WHAT IS NEEDED: Extract the records below word for word and ignore the images.

RAW RECORDS:

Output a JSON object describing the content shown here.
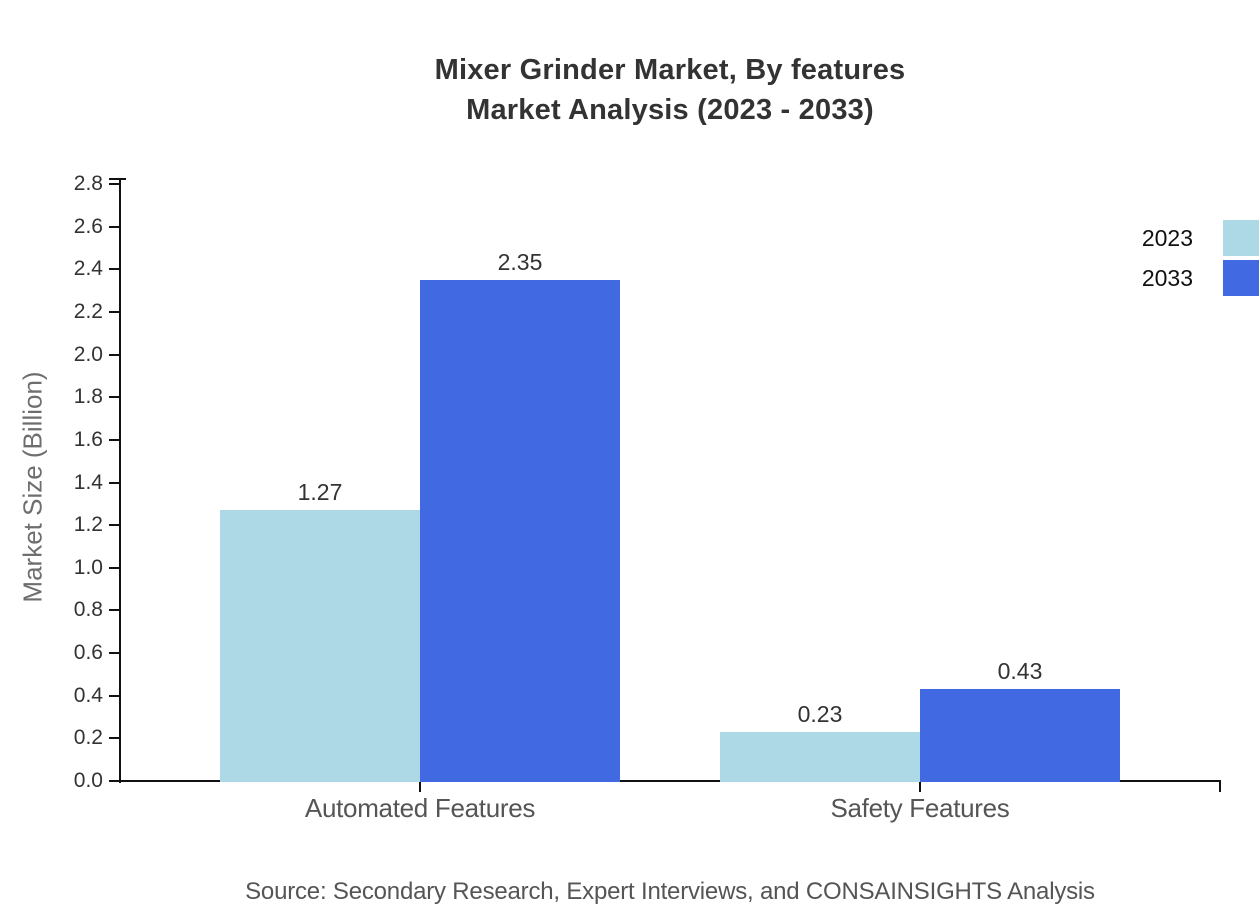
{
  "title": {
    "line1": "Mixer Grinder Market, By features",
    "line2": "Market Analysis (2023 - 2033)"
  },
  "source": "Source: Secondary Research, Expert Interviews, and CONSAINSIGHTS Analysis",
  "colors": {
    "series_2023": "#ADD8E6",
    "series_2033": "#4169E1",
    "axis": "#111111",
    "title_text": "#333333",
    "muted_text": "#555555"
  },
  "chart_data": {
    "type": "bar",
    "title": "Mixer Grinder Market, By features Market Analysis (2023 - 2033)",
    "categories": [
      "Automated Features",
      "Safety Features"
    ],
    "series": [
      {
        "name": "2023",
        "color": "#ADD8E6",
        "values": [
          1.27,
          0.23
        ]
      },
      {
        "name": "2033",
        "color": "#4169E1",
        "values": [
          2.35,
          0.43
        ]
      }
    ],
    "xlabel": "",
    "ylabel": "Market Size (Billion)",
    "ylim": [
      0,
      2.8
    ],
    "ytick_step": 0.2,
    "grid": false,
    "legend_position": "right-outside",
    "value_labels": true,
    "value_label_format": "0.00"
  }
}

RESPONSE:
Output a JSON object describing the content shown here.
{
  "title": {
    "line1": "Mixer Grinder Market, By features",
    "line2": "Market Analysis (2023 - 2033)"
  },
  "source": "Source: Secondary Research, Expert Interviews, and CONSAINSIGHTS Analysis",
  "colors": {
    "series_2023": "#ADD8E6",
    "series_2033": "#4169E1",
    "axis": "#111111",
    "title_text": "#333333",
    "muted_text": "#555555"
  },
  "chart_data": {
    "type": "bar",
    "title": "Mixer Grinder Market, By features Market Analysis (2023 - 2033)",
    "categories": [
      "Automated Features",
      "Safety Features"
    ],
    "series": [
      {
        "name": "2023",
        "color": "#ADD8E6",
        "values": [
          1.27,
          0.23
        ]
      },
      {
        "name": "2033",
        "color": "#4169E1",
        "values": [
          2.35,
          0.43
        ]
      }
    ],
    "xlabel": "",
    "ylabel": "Market Size (Billion)",
    "ylim": [
      0,
      2.8
    ],
    "ytick_step": 0.2,
    "grid": false,
    "legend_position": "right-outside",
    "value_labels": true,
    "value_label_format": "0.00"
  }
}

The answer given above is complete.